## start Supplied records

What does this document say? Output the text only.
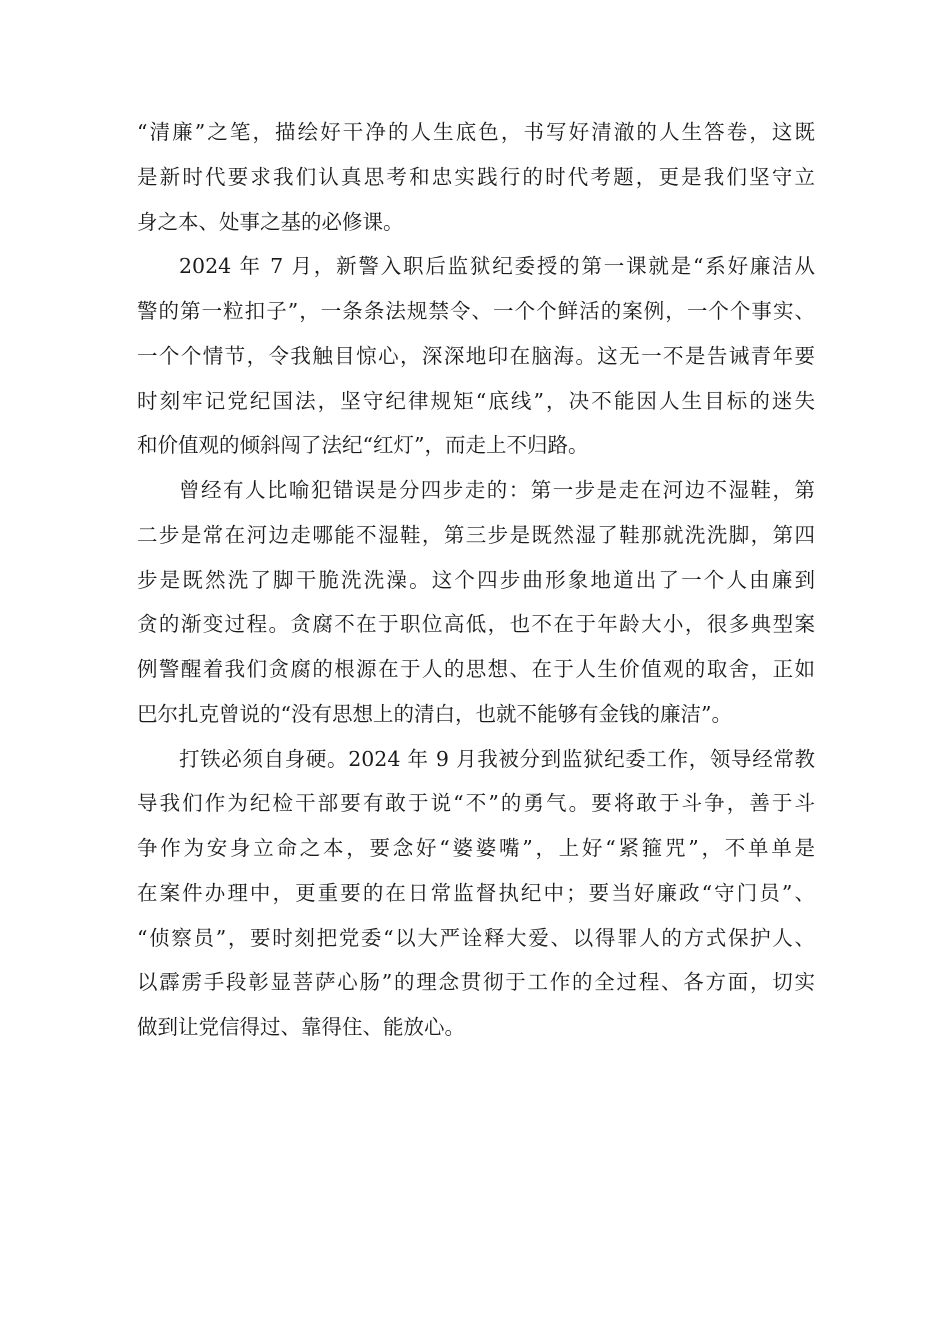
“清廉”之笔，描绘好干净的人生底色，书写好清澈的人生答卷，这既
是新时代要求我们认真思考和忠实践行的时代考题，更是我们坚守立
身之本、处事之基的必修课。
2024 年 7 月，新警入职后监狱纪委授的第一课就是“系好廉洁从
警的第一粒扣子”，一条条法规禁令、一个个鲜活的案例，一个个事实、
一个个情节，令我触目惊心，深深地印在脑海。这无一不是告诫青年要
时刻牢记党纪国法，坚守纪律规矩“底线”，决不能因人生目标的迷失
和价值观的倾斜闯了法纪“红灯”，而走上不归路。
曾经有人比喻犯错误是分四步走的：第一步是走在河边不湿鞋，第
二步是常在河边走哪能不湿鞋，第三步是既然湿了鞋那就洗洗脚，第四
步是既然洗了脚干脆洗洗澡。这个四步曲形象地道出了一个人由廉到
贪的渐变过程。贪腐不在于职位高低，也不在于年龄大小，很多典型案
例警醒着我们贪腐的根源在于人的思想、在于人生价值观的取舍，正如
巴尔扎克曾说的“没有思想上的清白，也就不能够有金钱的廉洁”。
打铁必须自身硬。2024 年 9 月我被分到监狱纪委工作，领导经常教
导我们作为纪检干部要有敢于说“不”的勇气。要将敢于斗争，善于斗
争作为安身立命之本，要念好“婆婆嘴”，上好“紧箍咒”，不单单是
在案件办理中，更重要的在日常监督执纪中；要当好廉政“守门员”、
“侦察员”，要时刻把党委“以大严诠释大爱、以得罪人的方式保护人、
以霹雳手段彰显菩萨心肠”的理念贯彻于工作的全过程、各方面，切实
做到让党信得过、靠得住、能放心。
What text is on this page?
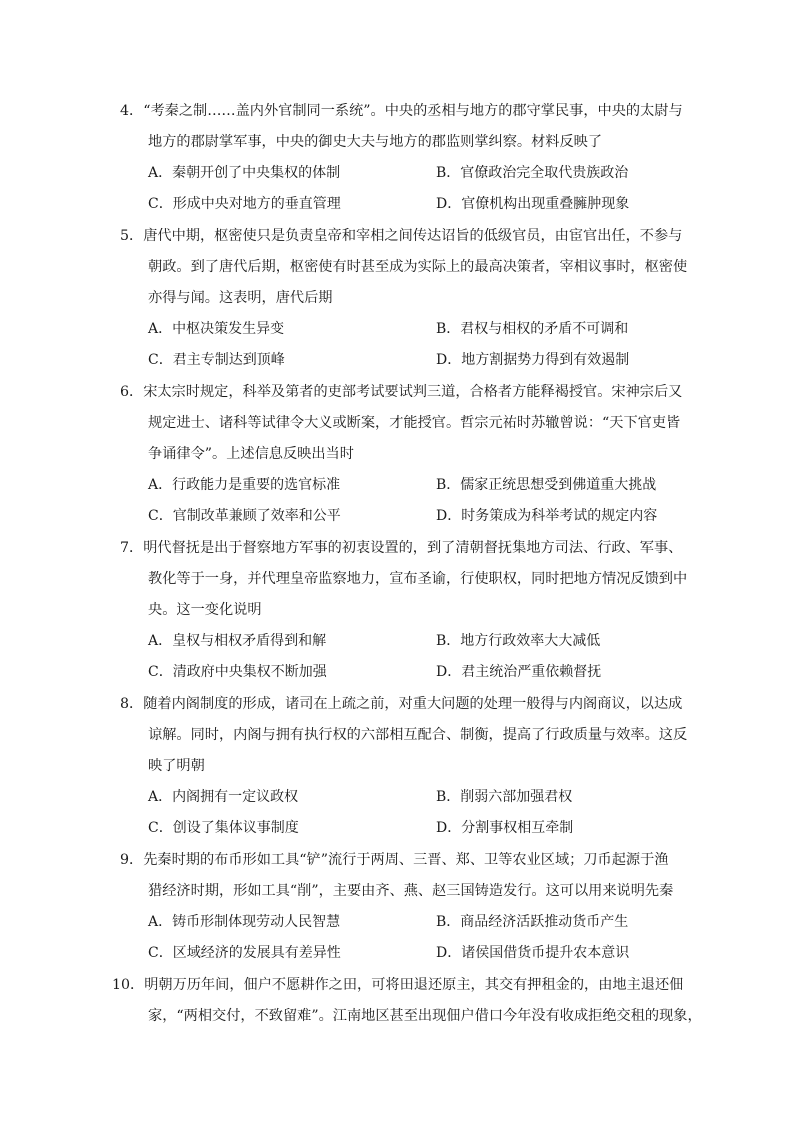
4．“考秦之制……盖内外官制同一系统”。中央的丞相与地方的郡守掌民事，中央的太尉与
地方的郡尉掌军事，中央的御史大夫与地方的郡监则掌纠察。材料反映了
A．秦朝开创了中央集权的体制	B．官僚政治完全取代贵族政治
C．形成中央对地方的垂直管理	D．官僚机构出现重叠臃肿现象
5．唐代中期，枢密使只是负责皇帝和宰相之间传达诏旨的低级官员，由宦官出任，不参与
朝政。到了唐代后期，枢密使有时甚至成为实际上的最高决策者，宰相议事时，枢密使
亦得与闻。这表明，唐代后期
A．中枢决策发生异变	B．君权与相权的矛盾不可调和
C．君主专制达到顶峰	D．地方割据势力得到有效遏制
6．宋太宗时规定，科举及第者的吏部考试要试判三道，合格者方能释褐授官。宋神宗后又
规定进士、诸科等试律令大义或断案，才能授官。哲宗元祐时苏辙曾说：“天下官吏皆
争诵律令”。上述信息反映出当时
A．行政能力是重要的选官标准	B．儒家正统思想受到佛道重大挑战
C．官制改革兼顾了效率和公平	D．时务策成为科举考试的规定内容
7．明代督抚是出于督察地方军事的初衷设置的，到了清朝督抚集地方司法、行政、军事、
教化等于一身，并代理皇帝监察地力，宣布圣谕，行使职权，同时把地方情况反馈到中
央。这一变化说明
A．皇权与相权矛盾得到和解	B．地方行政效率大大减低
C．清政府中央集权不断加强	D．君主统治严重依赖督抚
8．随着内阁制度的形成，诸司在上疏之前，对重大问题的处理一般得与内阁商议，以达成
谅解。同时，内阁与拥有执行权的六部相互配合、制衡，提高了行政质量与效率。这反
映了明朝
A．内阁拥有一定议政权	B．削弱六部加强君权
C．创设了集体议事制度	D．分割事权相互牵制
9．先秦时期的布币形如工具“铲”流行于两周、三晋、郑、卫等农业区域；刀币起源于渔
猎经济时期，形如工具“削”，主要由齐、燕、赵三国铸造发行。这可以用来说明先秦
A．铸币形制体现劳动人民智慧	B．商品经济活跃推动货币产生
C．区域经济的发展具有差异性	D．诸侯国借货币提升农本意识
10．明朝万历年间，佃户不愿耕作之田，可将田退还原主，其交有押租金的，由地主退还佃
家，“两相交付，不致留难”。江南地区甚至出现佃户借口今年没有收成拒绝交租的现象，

## end Supplied records

● **Exercise brief**
Set down the material above as is, without any pictures.

● **The solution**
What does this document say? Output the text only.
“清廉”之笔，描绘好干净的人生底色，书写好清澈的人生答卷，这既
是新时代要求我们认真思考和忠实践行的时代考题，更是我们坚守立
身之本、处事之基的必修课。
2024 年 7 月，新警入职后监狱纪委授的第一课就是“系好廉洁从
警的第一粒扣子”，一条条法规禁令、一个个鲜活的案例，一个个事实、
一个个情节，令我触目惊心，深深地印在脑海。这无一不是告诫青年要
时刻牢记党纪国法，坚守纪律规矩“底线”，决不能因人生目标的迷失
和价值观的倾斜闯了法纪“红灯”，而走上不归路。
曾经有人比喻犯错误是分四步走的：第一步是走在河边不湿鞋，第
二步是常在河边走哪能不湿鞋，第三步是既然湿了鞋那就洗洗脚，第四
步是既然洗了脚干脆洗洗澡。这个四步曲形象地道出了一个人由廉到
贪的渐变过程。贪腐不在于职位高低，也不在于年龄大小，很多典型案
例警醒着我们贪腐的根源在于人的思想、在于人生价值观的取舍，正如
巴尔扎克曾说的“没有思想上的清白，也就不能够有金钱的廉洁”。
打铁必须自身硬。2024 年 9 月我被分到监狱纪委工作，领导经常教
导我们作为纪检干部要有敢于说“不”的勇气。要将敢于斗争，善于斗
争作为安身立命之本，要念好“婆婆嘴”，上好“紧箍咒”，不单单是
在案件办理中，更重要的在日常监督执纪中；要当好廉政“守门员”、
“侦察员”，要时刻把党委“以大严诠释大爱、以得罪人的方式保护人、
以霹雳手段彰显菩萨心肠”的理念贯彻于工作的全过程、各方面，切实
做到让党信得过、靠得住、能放心。
What text is on this page?
4．“考秦之制……盖内外官制同一系统”。中央的丞相与地方的郡守掌民事，中央的太尉与
地方的郡尉掌军事，中央的御史大夫与地方的郡监则掌纠察。材料反映了
A．秦朝开创了中央集权的体制	B．官僚政治完全取代贵族政治
C．形成中央对地方的垂直管理	D．官僚机构出现重叠臃肿现象
5．唐代中期，枢密使只是负责皇帝和宰相之间传达诏旨的低级官员，由宦官出任，不参与
朝政。到了唐代后期，枢密使有时甚至成为实际上的最高决策者，宰相议事时，枢密使
亦得与闻。这表明，唐代后期
A．中枢决策发生异变	B．君权与相权的矛盾不可调和
C．君主专制达到顶峰	D．地方割据势力得到有效遏制
6．宋太宗时规定，科举及第者的吏部考试要试判三道，合格者方能释褐授官。宋神宗后又
规定进士、诸科等试律令大义或断案，才能授官。哲宗元祐时苏辙曾说：“天下官吏皆
争诵律令”。上述信息反映出当时
A．行政能力是重要的选官标准	B．儒家正统思想受到佛道重大挑战
C．官制改革兼顾了效率和公平	D．时务策成为科举考试的规定内容
7．明代督抚是出于督察地方军事的初衷设置的，到了清朝督抚集地方司法、行政、军事、
教化等于一身，并代理皇帝监察地力，宣布圣谕，行使职权，同时把地方情况反馈到中
央。这一变化说明
A．皇权与相权矛盾得到和解	B．地方行政效率大大减低
C．清政府中央集权不断加强	D．君主统治严重依赖督抚
8．随着内阁制度的形成，诸司在上疏之前，对重大问题的处理一般得与内阁商议，以达成
谅解。同时，内阁与拥有执行权的六部相互配合、制衡，提高了行政质量与效率。这反
映了明朝
A．内阁拥有一定议政权	B．削弱六部加强君权
C．创设了集体议事制度	D．分割事权相互牵制
9．先秦时期的布币形如工具“铲”流行于两周、三晋、郑、卫等农业区域；刀币起源于渔
猎经济时期，形如工具“削”，主要由齐、燕、赵三国铸造发行。这可以用来说明先秦
A．铸币形制体现劳动人民智慧	B．商品经济活跃推动货币产生
C．区域经济的发展具有差异性	D．诸侯国借货币提升农本意识
10．明朝万历年间，佃户不愿耕作之田，可将田退还原主，其交有押租金的，由地主退还佃
家，“两相交付，不致留难”。江南地区甚至出现佃户借口今年没有收成拒绝交租的现象，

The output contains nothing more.